**Your instructions:** Verbatim output of all the material below is required.

• • • •

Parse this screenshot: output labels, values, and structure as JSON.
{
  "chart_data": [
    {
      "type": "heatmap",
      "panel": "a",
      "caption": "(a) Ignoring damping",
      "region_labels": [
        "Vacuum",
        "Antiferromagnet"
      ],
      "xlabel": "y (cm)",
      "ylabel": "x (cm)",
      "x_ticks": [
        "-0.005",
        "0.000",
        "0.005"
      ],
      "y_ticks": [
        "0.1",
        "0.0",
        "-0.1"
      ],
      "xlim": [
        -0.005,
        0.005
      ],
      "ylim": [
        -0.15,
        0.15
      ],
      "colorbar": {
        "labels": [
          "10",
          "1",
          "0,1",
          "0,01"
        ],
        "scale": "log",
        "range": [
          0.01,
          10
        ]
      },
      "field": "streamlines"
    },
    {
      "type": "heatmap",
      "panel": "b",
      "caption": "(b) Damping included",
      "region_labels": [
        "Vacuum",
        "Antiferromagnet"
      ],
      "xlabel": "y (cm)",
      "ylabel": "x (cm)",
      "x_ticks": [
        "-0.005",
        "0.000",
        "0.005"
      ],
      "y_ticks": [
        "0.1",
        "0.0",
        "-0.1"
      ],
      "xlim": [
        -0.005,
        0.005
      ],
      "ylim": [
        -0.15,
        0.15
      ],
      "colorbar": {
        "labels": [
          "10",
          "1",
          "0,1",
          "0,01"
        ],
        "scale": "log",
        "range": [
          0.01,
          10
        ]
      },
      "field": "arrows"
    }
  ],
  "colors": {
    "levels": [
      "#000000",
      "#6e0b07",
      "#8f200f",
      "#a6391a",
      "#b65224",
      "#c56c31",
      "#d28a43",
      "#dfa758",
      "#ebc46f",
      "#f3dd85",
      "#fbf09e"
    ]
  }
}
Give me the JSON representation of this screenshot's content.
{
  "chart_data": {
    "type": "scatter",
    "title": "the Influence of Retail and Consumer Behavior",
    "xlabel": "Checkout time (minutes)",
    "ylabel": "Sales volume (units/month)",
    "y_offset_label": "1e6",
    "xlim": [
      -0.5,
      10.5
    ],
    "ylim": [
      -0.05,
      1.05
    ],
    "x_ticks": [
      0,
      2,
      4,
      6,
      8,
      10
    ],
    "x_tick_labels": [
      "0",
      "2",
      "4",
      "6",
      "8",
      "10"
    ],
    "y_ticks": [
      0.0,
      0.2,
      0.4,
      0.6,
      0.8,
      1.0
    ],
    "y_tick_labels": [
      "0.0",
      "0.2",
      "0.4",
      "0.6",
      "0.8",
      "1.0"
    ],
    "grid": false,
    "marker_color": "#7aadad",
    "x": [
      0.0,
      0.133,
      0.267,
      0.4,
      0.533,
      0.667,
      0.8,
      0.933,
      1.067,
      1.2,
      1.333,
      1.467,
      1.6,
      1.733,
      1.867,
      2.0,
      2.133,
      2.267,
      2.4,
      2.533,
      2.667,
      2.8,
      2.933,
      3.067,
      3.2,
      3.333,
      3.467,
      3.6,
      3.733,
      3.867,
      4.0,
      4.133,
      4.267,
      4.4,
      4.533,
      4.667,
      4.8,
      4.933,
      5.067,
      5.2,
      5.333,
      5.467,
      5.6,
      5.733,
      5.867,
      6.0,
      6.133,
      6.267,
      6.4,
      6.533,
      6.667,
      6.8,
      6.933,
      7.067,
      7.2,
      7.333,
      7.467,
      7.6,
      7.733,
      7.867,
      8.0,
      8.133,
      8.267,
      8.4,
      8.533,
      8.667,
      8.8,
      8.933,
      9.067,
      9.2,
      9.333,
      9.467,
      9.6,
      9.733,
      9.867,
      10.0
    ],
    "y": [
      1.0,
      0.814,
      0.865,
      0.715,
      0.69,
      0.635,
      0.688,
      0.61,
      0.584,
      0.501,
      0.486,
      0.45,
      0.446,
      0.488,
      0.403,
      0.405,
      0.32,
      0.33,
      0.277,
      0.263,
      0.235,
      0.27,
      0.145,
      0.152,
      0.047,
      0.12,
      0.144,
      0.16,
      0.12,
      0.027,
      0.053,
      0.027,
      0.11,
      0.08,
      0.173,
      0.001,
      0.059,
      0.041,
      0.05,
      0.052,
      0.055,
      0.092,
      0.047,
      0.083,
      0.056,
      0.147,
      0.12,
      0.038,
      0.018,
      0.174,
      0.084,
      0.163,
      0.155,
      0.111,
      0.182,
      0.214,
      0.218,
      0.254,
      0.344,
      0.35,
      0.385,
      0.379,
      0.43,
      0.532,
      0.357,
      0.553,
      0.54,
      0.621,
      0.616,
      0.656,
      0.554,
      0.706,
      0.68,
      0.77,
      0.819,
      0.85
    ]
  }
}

• • • •

**Task answer:**
Parse this screenshot: output labels, values, and structure as JSON.
{
  "chart_data": [
    {
      "type": "heatmap",
      "panel": "a",
      "caption": "(a) Ignoring damping",
      "region_labels": [
        "Vacuum",
        "Antiferromagnet"
      ],
      "xlabel": "y (cm)",
      "ylabel": "x (cm)",
      "x_ticks": [
        "-0.005",
        "0.000",
        "0.005"
      ],
      "y_ticks": [
        "0.1",
        "0.0",
        "-0.1"
      ],
      "xlim": [
        -0.005,
        0.005
      ],
      "ylim": [
        -0.15,
        0.15
      ],
      "colorbar": {
        "labels": [
          "10",
          "1",
          "0,1",
          "0,01"
        ],
        "scale": "log",
        "range": [
          0.01,
          10
        ]
      },
      "field": "streamlines"
    },
    {
      "type": "heatmap",
      "panel": "b",
      "caption": "(b) Damping included",
      "region_labels": [
        "Vacuum",
        "Antiferromagnet"
      ],
      "xlabel": "y (cm)",
      "ylabel": "x (cm)",
      "x_ticks": [
        "-0.005",
        "0.000",
        "0.005"
      ],
      "y_ticks": [
        "0.1",
        "0.0",
        "-0.1"
      ],
      "xlim": [
        -0.005,
        0.005
      ],
      "ylim": [
        -0.15,
        0.15
      ],
      "colorbar": {
        "labels": [
          "10",
          "1",
          "0,1",
          "0,01"
        ],
        "scale": "log",
        "range": [
          0.01,
          10
        ]
      },
      "field": "arrows"
    }
  ],
  "colors": {
    "levels": [
      "#000000",
      "#6e0b07",
      "#8f200f",
      "#a6391a",
      "#b65224",
      "#c56c31",
      "#d28a43",
      "#dfa758",
      "#ebc46f",
      "#f3dd85",
      "#fbf09e"
    ]
  }
}
Give me the JSON representation of this screenshot's content.
{
  "chart_data": {
    "type": "scatter",
    "title": "the Influence of Retail and Consumer Behavior",
    "xlabel": "Checkout time (minutes)",
    "ylabel": "Sales volume (units/month)",
    "y_offset_label": "1e6",
    "xlim": [
      -0.5,
      10.5
    ],
    "ylim": [
      -0.05,
      1.05
    ],
    "x_ticks": [
      0,
      2,
      4,
      6,
      8,
      10
    ],
    "x_tick_labels": [
      "0",
      "2",
      "4",
      "6",
      "8",
      "10"
    ],
    "y_ticks": [
      0.0,
      0.2,
      0.4,
      0.6,
      0.8,
      1.0
    ],
    "y_tick_labels": [
      "0.0",
      "0.2",
      "0.4",
      "0.6",
      "0.8",
      "1.0"
    ],
    "grid": false,
    "marker_color": "#7aadad",
    "x": [
      0.0,
      0.133,
      0.267,
      0.4,
      0.533,
      0.667,
      0.8,
      0.933,
      1.067,
      1.2,
      1.333,
      1.467,
      1.6,
      1.733,
      1.867,
      2.0,
      2.133,
      2.267,
      2.4,
      2.533,
      2.667,
      2.8,
      2.933,
      3.067,
      3.2,
      3.333,
      3.467,
      3.6,
      3.733,
      3.867,
      4.0,
      4.133,
      4.267,
      4.4,
      4.533,
      4.667,
      4.8,
      4.933,
      5.067,
      5.2,
      5.333,
      5.467,
      5.6,
      5.733,
      5.867,
      6.0,
      6.133,
      6.267,
      6.4,
      6.533,
      6.667,
      6.8,
      6.933,
      7.067,
      7.2,
      7.333,
      7.467,
      7.6,
      7.733,
      7.867,
      8.0,
      8.133,
      8.267,
      8.4,
      8.533,
      8.667,
      8.8,
      8.933,
      9.067,
      9.2,
      9.333,
      9.467,
      9.6,
      9.733,
      9.867,
      10.0
    ],
    "y": [
      1.0,
      0.814,
      0.865,
      0.715,
      0.69,
      0.635,
      0.688,
      0.61,
      0.584,
      0.501,
      0.486,
      0.45,
      0.446,
      0.488,
      0.403,
      0.405,
      0.32,
      0.33,
      0.277,
      0.263,
      0.235,
      0.27,
      0.145,
      0.152,
      0.047,
      0.12,
      0.144,
      0.16,
      0.12,
      0.027,
      0.053,
      0.027,
      0.11,
      0.08,
      0.173,
      0.001,
      0.059,
      0.041,
      0.05,
      0.052,
      0.055,
      0.092,
      0.047,
      0.083,
      0.056,
      0.147,
      0.12,
      0.038,
      0.018,
      0.174,
      0.084,
      0.163,
      0.155,
      0.111,
      0.182,
      0.214,
      0.218,
      0.254,
      0.344,
      0.35,
      0.385,
      0.379,
      0.43,
      0.532,
      0.357,
      0.553,
      0.54,
      0.621,
      0.616,
      0.656,
      0.554,
      0.706,
      0.68,
      0.77,
      0.819,
      0.85
    ]
  }
}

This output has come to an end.